#### DATA FOR THE TASK
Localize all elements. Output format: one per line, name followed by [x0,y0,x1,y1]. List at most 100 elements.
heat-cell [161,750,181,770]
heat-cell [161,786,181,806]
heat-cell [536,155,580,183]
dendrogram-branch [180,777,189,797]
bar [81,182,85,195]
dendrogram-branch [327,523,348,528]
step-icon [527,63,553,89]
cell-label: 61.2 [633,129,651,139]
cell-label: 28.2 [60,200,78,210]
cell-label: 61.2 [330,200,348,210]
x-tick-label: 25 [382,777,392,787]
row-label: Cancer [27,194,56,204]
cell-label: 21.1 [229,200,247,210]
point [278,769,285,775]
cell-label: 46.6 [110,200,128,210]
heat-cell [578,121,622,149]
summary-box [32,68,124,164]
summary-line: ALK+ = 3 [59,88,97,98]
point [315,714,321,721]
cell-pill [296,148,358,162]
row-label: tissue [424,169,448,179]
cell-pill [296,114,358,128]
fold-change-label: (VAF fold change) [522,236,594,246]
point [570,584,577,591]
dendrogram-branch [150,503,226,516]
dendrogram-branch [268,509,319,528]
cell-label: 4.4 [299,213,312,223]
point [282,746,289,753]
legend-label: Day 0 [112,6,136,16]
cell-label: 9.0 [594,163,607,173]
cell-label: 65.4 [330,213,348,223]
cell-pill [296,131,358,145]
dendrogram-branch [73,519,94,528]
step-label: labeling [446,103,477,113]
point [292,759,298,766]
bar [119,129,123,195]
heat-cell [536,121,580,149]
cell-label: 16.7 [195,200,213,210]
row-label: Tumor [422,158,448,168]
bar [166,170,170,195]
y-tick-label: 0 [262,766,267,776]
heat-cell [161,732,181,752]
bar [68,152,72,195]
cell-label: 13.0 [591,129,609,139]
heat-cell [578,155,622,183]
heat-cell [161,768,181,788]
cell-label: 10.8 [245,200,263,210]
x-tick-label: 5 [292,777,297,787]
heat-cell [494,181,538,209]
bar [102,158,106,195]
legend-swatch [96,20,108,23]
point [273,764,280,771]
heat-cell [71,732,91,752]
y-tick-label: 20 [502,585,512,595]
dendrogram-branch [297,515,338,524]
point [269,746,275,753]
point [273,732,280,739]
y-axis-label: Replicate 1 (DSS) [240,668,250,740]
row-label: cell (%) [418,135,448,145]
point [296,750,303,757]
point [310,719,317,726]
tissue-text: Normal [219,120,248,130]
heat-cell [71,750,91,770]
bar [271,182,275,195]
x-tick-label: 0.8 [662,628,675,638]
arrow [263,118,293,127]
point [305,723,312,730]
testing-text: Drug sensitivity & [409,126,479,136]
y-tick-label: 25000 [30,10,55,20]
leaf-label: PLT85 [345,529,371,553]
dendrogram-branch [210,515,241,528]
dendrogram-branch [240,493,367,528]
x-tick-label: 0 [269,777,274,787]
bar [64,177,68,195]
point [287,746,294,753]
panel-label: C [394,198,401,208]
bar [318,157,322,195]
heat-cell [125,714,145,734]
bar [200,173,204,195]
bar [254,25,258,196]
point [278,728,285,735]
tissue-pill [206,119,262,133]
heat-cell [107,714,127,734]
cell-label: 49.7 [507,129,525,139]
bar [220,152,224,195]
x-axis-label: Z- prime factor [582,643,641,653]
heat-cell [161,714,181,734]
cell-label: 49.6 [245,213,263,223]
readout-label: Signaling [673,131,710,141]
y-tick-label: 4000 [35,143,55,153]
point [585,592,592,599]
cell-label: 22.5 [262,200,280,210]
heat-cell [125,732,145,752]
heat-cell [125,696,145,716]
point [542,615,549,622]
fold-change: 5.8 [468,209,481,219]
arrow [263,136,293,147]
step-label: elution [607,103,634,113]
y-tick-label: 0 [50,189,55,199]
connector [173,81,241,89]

#### TASK GOAL
Which of the lines in the data contain the string "fold"? Return each one.

#### EXERCISE OUTPUT
fold-change-label: (VAF fold change) [522,236,594,246]
fold-change: 5.8 [468,209,481,219]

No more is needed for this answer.